Omit the pictures, then reproduce every remaining record exactly.

** Start SUPPLIED MATERIAL **

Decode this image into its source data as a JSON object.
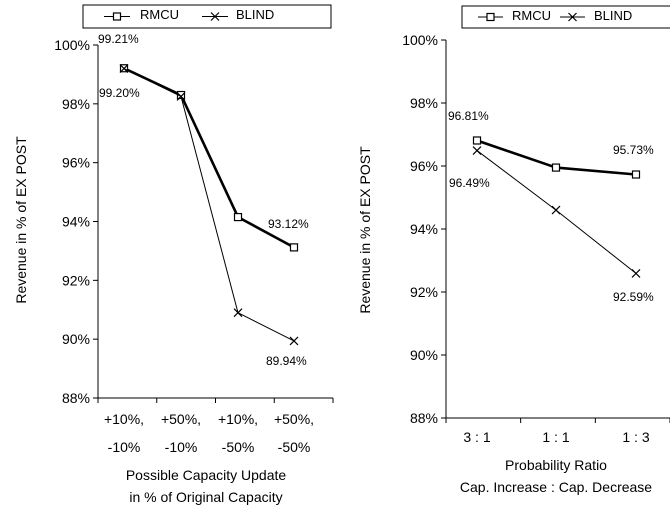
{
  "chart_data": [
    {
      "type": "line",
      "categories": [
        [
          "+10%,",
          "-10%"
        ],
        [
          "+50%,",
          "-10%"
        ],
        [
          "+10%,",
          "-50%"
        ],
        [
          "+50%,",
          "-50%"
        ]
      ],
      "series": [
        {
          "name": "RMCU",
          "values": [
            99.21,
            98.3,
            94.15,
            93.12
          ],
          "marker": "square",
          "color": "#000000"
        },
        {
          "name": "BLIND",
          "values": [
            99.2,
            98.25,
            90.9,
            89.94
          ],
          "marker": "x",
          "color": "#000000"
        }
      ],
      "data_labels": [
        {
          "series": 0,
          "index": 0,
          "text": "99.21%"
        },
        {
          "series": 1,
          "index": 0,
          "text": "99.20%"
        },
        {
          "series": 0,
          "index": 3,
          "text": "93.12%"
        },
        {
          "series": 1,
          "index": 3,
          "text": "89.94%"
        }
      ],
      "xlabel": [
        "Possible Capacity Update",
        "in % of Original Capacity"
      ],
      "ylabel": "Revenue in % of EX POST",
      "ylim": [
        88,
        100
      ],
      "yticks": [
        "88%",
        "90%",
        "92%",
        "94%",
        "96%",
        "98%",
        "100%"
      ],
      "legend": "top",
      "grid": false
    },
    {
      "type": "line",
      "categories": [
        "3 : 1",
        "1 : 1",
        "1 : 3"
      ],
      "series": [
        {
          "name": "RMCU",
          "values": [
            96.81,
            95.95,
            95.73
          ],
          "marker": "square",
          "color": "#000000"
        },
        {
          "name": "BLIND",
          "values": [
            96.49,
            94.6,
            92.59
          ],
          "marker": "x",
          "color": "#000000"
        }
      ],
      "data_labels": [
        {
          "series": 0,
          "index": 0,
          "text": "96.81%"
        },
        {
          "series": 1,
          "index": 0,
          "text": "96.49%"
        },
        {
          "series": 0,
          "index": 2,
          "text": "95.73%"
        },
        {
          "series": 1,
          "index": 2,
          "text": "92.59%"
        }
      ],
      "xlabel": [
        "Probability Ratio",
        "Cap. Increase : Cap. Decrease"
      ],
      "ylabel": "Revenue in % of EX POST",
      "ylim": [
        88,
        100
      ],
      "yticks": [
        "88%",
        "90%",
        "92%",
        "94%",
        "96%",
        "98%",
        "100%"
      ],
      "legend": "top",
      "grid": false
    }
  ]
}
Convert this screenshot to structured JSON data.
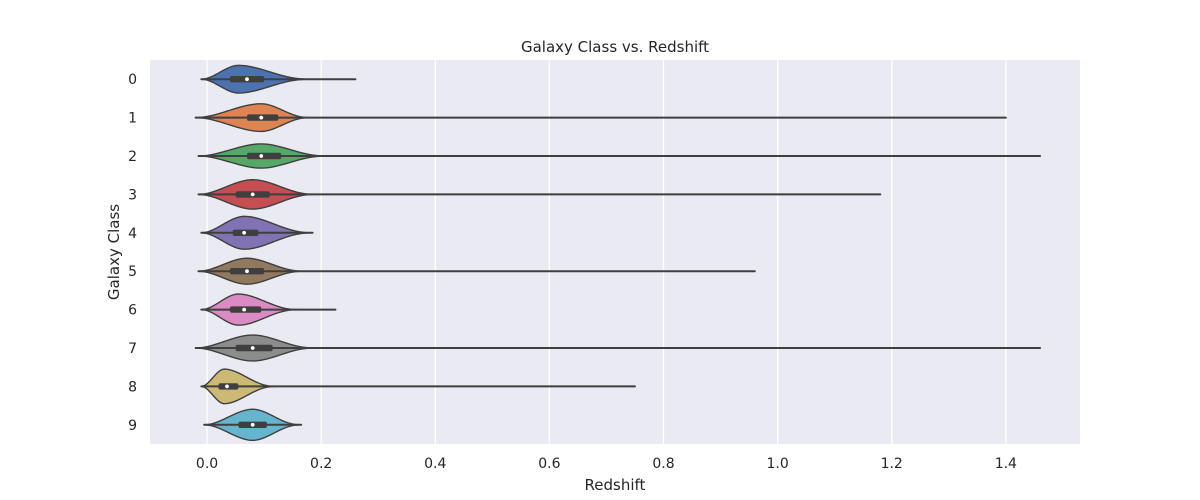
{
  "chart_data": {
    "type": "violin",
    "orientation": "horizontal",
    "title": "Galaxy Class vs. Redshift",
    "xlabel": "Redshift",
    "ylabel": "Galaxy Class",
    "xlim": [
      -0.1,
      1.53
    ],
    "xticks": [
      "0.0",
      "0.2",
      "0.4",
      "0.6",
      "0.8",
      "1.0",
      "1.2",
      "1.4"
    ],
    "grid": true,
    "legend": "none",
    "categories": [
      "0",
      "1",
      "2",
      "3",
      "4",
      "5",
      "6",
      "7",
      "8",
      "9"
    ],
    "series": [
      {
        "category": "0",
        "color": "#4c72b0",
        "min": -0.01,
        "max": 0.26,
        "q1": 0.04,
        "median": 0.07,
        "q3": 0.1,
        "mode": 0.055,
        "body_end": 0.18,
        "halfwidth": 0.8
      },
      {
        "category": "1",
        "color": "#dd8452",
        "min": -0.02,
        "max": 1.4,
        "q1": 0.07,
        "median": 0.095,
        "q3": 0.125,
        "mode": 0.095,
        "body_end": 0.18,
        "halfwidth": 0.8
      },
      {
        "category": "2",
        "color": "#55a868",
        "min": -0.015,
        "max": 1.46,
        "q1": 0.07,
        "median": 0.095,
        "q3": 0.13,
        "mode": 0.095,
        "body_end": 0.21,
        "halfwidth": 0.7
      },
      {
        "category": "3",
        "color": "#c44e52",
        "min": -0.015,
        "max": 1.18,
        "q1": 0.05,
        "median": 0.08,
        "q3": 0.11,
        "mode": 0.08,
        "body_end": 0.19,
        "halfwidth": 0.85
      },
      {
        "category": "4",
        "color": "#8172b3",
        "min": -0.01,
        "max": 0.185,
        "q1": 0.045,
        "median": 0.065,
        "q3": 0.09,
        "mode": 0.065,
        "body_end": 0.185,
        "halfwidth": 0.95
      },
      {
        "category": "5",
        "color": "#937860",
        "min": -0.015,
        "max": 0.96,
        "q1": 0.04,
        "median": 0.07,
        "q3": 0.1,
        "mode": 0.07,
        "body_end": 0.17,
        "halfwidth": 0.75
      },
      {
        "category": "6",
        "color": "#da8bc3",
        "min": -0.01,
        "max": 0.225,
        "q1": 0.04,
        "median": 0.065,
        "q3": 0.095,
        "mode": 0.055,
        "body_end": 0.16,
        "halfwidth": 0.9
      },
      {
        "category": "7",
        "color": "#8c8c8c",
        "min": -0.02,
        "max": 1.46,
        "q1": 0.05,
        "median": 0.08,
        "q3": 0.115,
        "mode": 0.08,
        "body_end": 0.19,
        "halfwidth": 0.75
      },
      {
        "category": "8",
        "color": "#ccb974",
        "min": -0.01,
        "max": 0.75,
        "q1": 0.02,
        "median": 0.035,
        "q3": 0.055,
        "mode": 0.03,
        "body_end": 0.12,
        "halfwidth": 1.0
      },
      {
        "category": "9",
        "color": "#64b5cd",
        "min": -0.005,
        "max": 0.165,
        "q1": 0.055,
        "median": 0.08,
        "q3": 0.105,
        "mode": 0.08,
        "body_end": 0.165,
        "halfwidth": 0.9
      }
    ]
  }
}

** End SUPPLIED MATERIAL **

* **WRITTEN ANSWER**:
Decode this image into its source data as a JSON object.
{
  "chart_data": [
    {
      "type": "line",
      "categories": [
        [
          "+10%,",
          "-10%"
        ],
        [
          "+50%,",
          "-10%"
        ],
        [
          "+10%,",
          "-50%"
        ],
        [
          "+50%,",
          "-50%"
        ]
      ],
      "series": [
        {
          "name": "RMCU",
          "values": [
            99.21,
            98.3,
            94.15,
            93.12
          ],
          "marker": "square",
          "color": "#000000"
        },
        {
          "name": "BLIND",
          "values": [
            99.2,
            98.25,
            90.9,
            89.94
          ],
          "marker": "x",
          "color": "#000000"
        }
      ],
      "data_labels": [
        {
          "series": 0,
          "index": 0,
          "text": "99.21%"
        },
        {
          "series": 1,
          "index": 0,
          "text": "99.20%"
        },
        {
          "series": 0,
          "index": 3,
          "text": "93.12%"
        },
        {
          "series": 1,
          "index": 3,
          "text": "89.94%"
        }
      ],
      "xlabel": [
        "Possible Capacity Update",
        "in % of Original Capacity"
      ],
      "ylabel": "Revenue in % of EX POST",
      "ylim": [
        88,
        100
      ],
      "yticks": [
        "88%",
        "90%",
        "92%",
        "94%",
        "96%",
        "98%",
        "100%"
      ],
      "legend": "top",
      "grid": false
    },
    {
      "type": "line",
      "categories": [
        "3 : 1",
        "1 : 1",
        "1 : 3"
      ],
      "series": [
        {
          "name": "RMCU",
          "values": [
            96.81,
            95.95,
            95.73
          ],
          "marker": "square",
          "color": "#000000"
        },
        {
          "name": "BLIND",
          "values": [
            96.49,
            94.6,
            92.59
          ],
          "marker": "x",
          "color": "#000000"
        }
      ],
      "data_labels": [
        {
          "series": 0,
          "index": 0,
          "text": "96.81%"
        },
        {
          "series": 1,
          "index": 0,
          "text": "96.49%"
        },
        {
          "series": 0,
          "index": 2,
          "text": "95.73%"
        },
        {
          "series": 1,
          "index": 2,
          "text": "92.59%"
        }
      ],
      "xlabel": [
        "Probability Ratio",
        "Cap. Increase : Cap. Decrease"
      ],
      "ylabel": "Revenue in % of EX POST",
      "ylim": [
        88,
        100
      ],
      "yticks": [
        "88%",
        "90%",
        "92%",
        "94%",
        "96%",
        "98%",
        "100%"
      ],
      "legend": "top",
      "grid": false
    }
  ]
}
Convert this screenshot to structured JSON data.
{
  "chart_data": {
    "type": "violin",
    "orientation": "horizontal",
    "title": "Galaxy Class vs. Redshift",
    "xlabel": "Redshift",
    "ylabel": "Galaxy Class",
    "xlim": [
      -0.1,
      1.53
    ],
    "xticks": [
      "0.0",
      "0.2",
      "0.4",
      "0.6",
      "0.8",
      "1.0",
      "1.2",
      "1.4"
    ],
    "grid": true,
    "legend": "none",
    "categories": [
      "0",
      "1",
      "2",
      "3",
      "4",
      "5",
      "6",
      "7",
      "8",
      "9"
    ],
    "series": [
      {
        "category": "0",
        "color": "#4c72b0",
        "min": -0.01,
        "max": 0.26,
        "q1": 0.04,
        "median": 0.07,
        "q3": 0.1,
        "mode": 0.055,
        "body_end": 0.18,
        "halfwidth": 0.8
      },
      {
        "category": "1",
        "color": "#dd8452",
        "min": -0.02,
        "max": 1.4,
        "q1": 0.07,
        "median": 0.095,
        "q3": 0.125,
        "mode": 0.095,
        "body_end": 0.18,
        "halfwidth": 0.8
      },
      {
        "category": "2",
        "color": "#55a868",
        "min": -0.015,
        "max": 1.46,
        "q1": 0.07,
        "median": 0.095,
        "q3": 0.13,
        "mode": 0.095,
        "body_end": 0.21,
        "halfwidth": 0.7
      },
      {
        "category": "3",
        "color": "#c44e52",
        "min": -0.015,
        "max": 1.18,
        "q1": 0.05,
        "median": 0.08,
        "q3": 0.11,
        "mode": 0.08,
        "body_end": 0.19,
        "halfwidth": 0.85
      },
      {
        "category": "4",
        "color": "#8172b3",
        "min": -0.01,
        "max": 0.185,
        "q1": 0.045,
        "median": 0.065,
        "q3": 0.09,
        "mode": 0.065,
        "body_end": 0.185,
        "halfwidth": 0.95
      },
      {
        "category": "5",
        "color": "#937860",
        "min": -0.015,
        "max": 0.96,
        "q1": 0.04,
        "median": 0.07,
        "q3": 0.1,
        "mode": 0.07,
        "body_end": 0.17,
        "halfwidth": 0.75
      },
      {
        "category": "6",
        "color": "#da8bc3",
        "min": -0.01,
        "max": 0.225,
        "q1": 0.04,
        "median": 0.065,
        "q3": 0.095,
        "mode": 0.055,
        "body_end": 0.16,
        "halfwidth": 0.9
      },
      {
        "category": "7",
        "color": "#8c8c8c",
        "min": -0.02,
        "max": 1.46,
        "q1": 0.05,
        "median": 0.08,
        "q3": 0.115,
        "mode": 0.08,
        "body_end": 0.19,
        "halfwidth": 0.75
      },
      {
        "category": "8",
        "color": "#ccb974",
        "min": -0.01,
        "max": 0.75,
        "q1": 0.02,
        "median": 0.035,
        "q3": 0.055,
        "mode": 0.03,
        "body_end": 0.12,
        "halfwidth": 1.0
      },
      {
        "category": "9",
        "color": "#64b5cd",
        "min": -0.005,
        "max": 0.165,
        "q1": 0.055,
        "median": 0.08,
        "q3": 0.105,
        "mode": 0.08,
        "body_end": 0.165,
        "halfwidth": 0.9
      }
    ]
  }
}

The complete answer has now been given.